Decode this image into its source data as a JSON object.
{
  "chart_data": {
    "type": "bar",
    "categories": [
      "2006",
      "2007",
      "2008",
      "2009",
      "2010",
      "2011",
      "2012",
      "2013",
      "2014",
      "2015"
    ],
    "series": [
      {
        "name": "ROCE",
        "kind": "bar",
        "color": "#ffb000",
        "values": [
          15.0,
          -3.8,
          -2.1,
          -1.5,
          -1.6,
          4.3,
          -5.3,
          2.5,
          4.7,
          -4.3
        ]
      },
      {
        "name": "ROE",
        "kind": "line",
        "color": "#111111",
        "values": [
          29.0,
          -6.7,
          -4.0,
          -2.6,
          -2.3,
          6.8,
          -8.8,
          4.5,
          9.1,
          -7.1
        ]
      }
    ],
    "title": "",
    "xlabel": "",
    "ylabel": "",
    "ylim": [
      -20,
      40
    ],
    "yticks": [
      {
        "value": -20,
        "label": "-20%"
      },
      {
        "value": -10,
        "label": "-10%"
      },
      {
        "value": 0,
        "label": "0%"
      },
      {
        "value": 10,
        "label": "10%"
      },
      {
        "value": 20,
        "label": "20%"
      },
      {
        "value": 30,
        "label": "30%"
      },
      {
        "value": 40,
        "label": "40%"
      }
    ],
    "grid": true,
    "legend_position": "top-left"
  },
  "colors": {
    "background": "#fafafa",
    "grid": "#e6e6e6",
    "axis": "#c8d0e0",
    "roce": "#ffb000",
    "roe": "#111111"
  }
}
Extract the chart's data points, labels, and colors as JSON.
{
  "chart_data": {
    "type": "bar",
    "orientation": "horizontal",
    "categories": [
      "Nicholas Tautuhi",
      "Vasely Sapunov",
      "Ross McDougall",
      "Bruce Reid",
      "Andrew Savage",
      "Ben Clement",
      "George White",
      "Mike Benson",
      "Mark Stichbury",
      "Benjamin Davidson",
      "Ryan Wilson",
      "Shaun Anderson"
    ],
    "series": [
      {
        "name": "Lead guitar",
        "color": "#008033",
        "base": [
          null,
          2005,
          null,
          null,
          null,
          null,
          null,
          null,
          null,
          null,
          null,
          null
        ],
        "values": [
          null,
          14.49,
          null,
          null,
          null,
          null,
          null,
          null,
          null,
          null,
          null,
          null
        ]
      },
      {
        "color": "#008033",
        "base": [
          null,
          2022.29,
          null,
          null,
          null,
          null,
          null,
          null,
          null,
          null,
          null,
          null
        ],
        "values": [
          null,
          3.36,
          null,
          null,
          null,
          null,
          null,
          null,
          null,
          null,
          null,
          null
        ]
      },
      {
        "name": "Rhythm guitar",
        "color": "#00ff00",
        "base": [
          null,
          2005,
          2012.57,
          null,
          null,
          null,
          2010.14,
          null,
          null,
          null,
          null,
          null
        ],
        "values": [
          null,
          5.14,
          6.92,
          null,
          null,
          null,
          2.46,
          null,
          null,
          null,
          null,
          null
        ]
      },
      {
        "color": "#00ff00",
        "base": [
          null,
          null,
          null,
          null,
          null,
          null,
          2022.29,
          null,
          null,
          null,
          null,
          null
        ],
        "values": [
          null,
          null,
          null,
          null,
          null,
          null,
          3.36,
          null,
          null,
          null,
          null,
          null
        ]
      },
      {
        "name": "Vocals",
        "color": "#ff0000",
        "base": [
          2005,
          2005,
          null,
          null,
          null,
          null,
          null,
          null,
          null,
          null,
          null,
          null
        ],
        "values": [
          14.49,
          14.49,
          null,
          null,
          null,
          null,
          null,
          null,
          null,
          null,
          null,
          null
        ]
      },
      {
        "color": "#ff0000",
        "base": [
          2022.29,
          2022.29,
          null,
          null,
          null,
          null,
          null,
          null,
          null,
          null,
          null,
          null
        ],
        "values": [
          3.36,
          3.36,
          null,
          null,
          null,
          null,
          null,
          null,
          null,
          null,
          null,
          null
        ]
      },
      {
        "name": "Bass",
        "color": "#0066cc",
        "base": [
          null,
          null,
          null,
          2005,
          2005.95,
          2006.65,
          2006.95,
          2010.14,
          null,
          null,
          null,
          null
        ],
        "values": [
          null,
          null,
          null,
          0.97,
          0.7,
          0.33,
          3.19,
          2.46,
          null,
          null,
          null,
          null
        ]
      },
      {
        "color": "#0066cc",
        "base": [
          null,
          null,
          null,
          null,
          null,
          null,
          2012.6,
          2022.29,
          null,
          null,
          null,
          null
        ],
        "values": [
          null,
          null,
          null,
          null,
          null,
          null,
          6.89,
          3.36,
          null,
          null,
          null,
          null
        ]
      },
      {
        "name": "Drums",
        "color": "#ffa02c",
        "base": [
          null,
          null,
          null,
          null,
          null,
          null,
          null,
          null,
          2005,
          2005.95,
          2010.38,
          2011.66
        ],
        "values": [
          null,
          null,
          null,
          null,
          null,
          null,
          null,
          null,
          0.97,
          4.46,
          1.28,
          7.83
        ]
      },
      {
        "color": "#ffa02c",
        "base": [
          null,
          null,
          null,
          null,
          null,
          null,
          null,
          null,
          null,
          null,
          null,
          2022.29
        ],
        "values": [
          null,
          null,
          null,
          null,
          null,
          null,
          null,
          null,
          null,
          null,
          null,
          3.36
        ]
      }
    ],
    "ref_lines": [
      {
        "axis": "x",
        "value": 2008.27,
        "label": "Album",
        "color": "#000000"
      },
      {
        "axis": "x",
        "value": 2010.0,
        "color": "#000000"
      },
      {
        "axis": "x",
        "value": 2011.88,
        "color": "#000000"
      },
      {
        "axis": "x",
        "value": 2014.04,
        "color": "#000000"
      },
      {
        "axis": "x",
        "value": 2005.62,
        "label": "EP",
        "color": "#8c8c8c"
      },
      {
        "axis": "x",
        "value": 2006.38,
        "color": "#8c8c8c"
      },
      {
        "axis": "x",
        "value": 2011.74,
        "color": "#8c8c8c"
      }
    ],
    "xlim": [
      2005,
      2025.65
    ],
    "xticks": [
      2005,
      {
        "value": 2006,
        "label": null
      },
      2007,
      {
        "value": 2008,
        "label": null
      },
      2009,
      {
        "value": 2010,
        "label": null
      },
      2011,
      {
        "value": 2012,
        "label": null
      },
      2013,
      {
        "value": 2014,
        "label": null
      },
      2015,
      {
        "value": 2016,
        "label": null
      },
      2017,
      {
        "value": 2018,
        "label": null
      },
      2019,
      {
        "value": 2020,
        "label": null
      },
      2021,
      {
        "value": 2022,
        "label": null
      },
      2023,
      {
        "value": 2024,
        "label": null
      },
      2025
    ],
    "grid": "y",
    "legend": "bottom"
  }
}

************

# [Given instruction]
Report how many lines in the data include the word "colors", and give nothing but the count.

# [Task solution]
2